Start of THE DATA
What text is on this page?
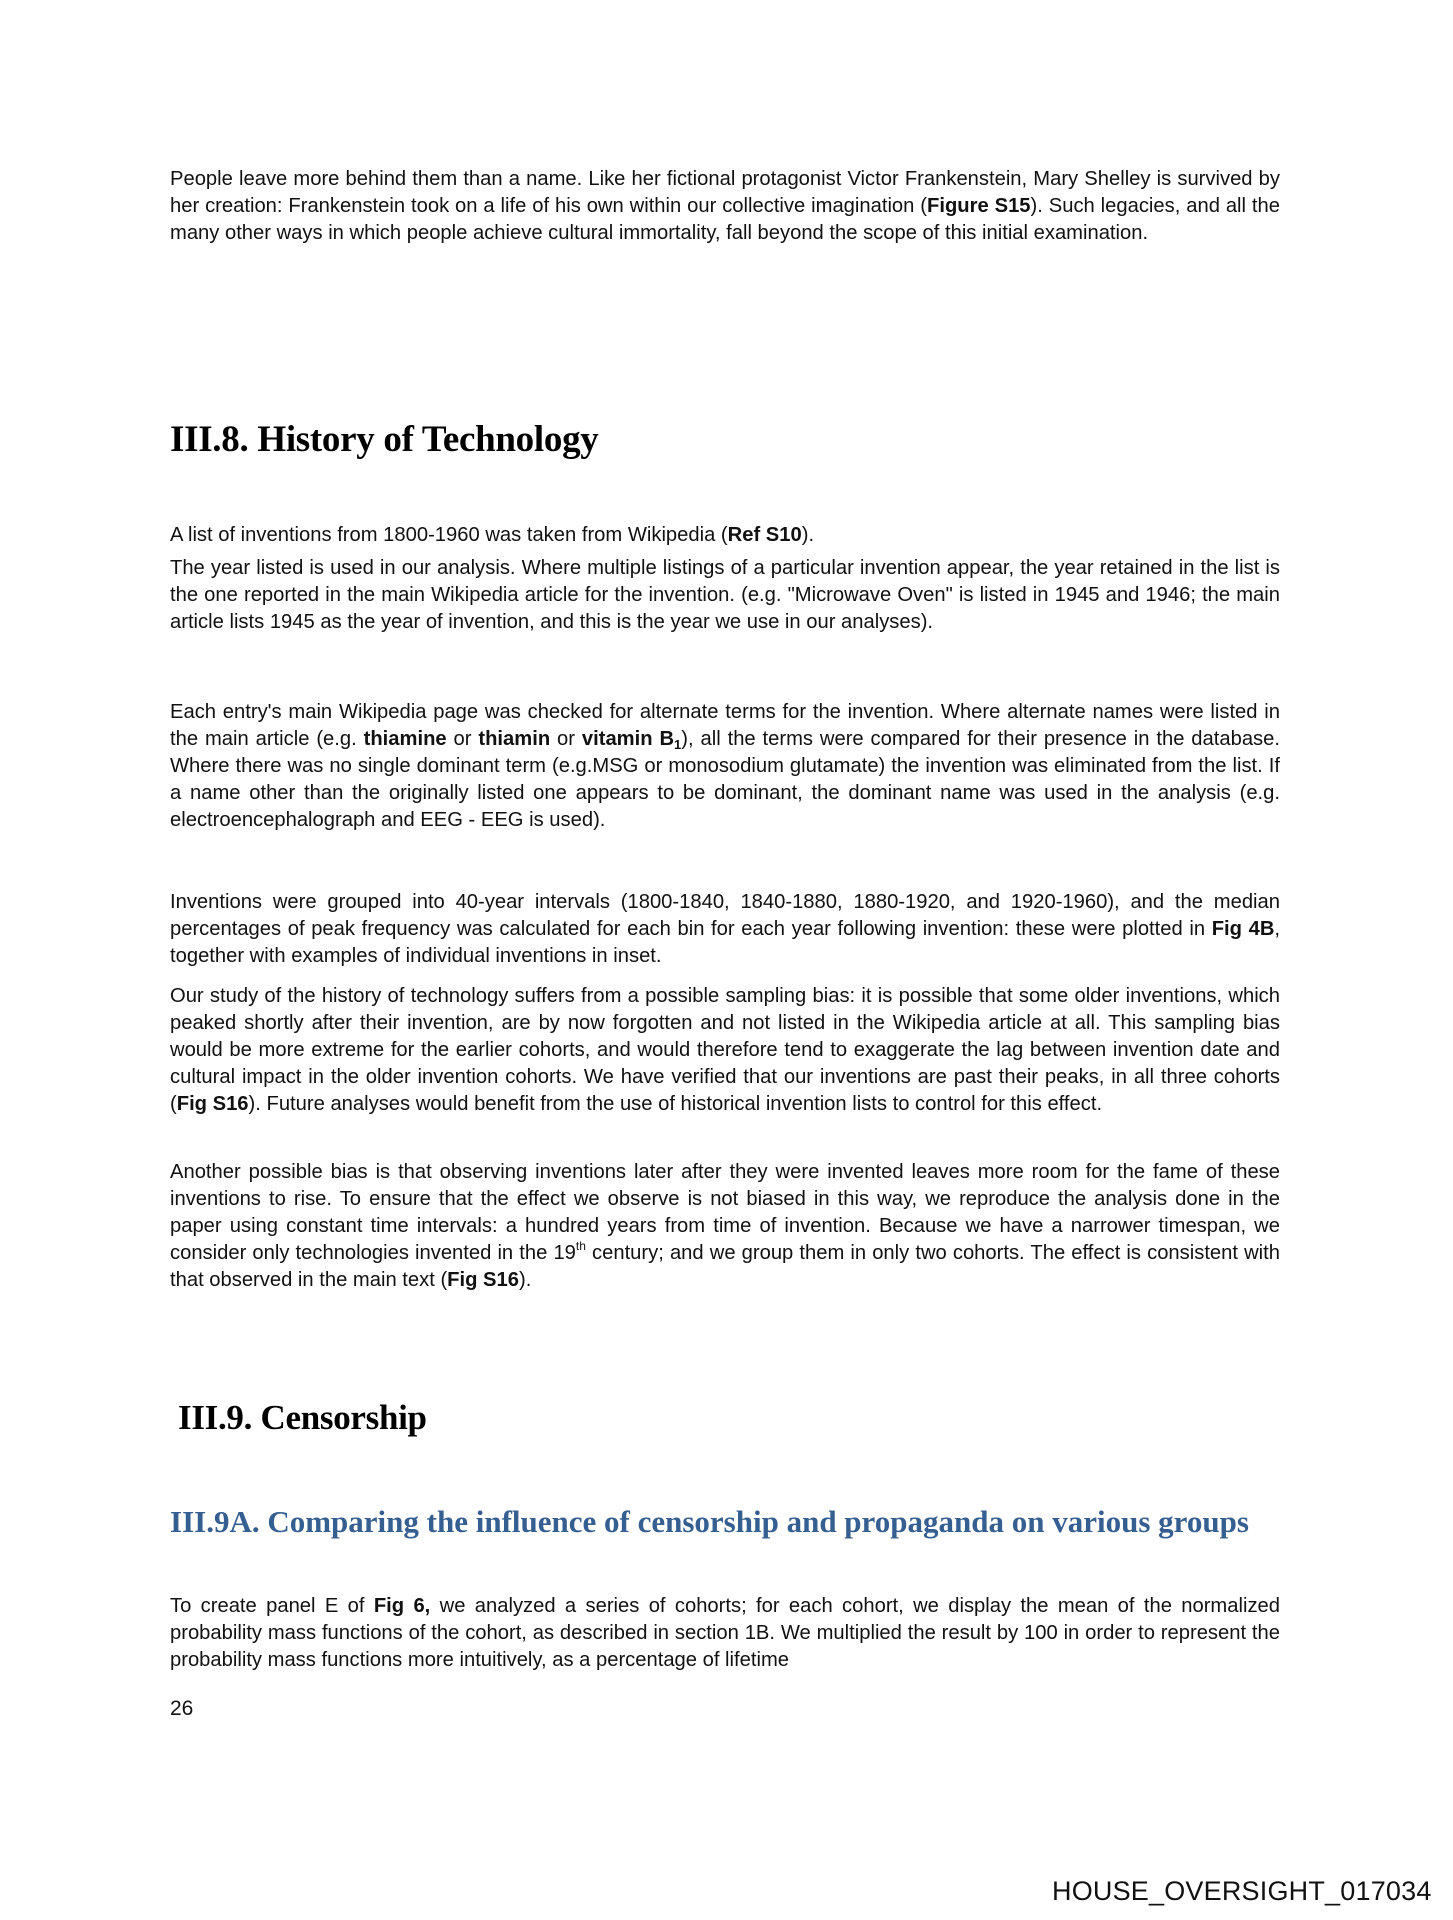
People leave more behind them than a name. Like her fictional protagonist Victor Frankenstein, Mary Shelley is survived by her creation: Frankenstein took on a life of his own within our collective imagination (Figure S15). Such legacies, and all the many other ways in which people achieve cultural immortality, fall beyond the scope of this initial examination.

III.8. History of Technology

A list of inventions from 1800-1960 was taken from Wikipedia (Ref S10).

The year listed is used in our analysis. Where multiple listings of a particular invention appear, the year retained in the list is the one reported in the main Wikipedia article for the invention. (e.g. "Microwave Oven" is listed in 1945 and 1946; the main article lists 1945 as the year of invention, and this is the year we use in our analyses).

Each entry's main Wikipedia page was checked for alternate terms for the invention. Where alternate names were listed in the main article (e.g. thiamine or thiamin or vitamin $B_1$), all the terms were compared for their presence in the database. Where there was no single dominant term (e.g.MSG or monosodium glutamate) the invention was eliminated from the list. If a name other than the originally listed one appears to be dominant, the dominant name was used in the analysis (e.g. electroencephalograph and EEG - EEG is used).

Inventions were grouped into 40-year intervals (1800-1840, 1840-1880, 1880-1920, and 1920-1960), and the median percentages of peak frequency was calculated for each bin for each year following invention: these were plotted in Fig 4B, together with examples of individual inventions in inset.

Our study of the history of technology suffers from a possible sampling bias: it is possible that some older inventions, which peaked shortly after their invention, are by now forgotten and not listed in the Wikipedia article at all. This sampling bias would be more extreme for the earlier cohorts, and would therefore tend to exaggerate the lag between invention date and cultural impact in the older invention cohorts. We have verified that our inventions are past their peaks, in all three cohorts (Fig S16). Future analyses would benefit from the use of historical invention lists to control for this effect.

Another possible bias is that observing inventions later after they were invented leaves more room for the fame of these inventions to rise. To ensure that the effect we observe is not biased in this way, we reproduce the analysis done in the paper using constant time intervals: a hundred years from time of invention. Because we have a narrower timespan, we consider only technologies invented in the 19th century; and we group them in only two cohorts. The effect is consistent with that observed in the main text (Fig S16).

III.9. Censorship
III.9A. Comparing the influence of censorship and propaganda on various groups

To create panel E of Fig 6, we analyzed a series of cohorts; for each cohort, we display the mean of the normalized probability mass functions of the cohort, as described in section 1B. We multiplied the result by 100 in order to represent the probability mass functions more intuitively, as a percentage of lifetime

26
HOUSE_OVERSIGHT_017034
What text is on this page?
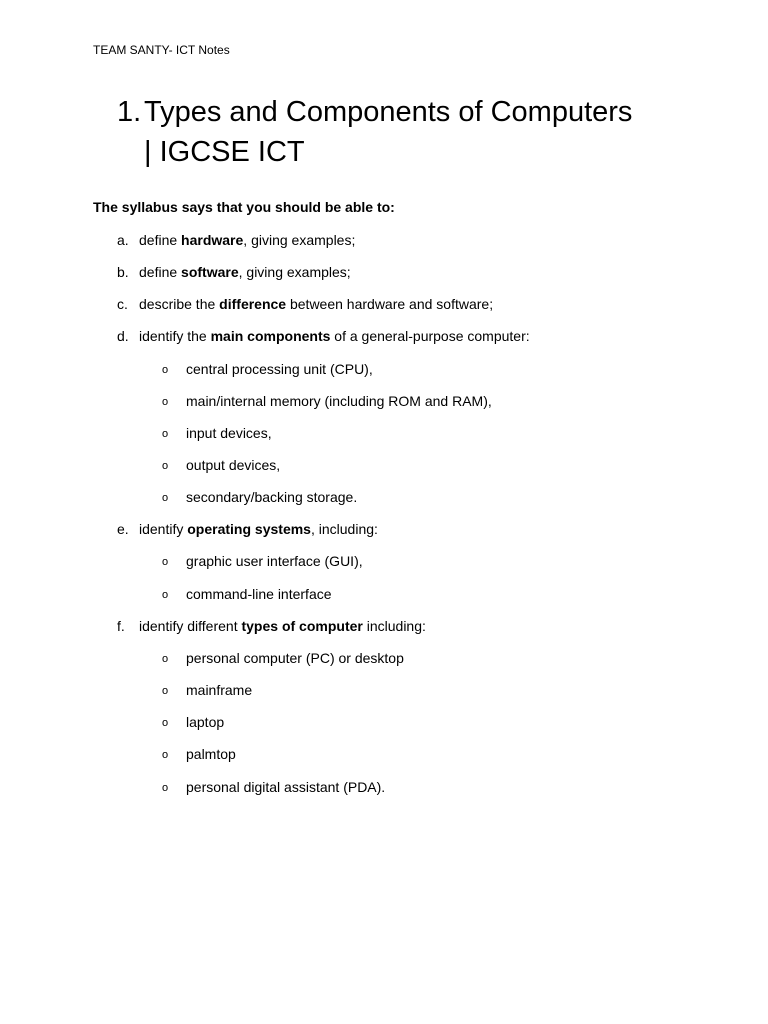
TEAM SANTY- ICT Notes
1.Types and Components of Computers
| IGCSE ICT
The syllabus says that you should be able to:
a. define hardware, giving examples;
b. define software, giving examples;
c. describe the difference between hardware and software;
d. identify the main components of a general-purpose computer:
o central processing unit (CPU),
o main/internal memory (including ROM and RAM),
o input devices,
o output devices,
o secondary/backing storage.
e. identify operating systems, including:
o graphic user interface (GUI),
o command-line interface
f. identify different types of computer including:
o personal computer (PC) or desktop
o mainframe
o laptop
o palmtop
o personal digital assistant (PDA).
End of THE DATA
» WHAT THE EXERCISE ASKS:
Tally up the lines holding the word "personal" in the data above, and answer with that figure only.

» FINISHED TASK:
2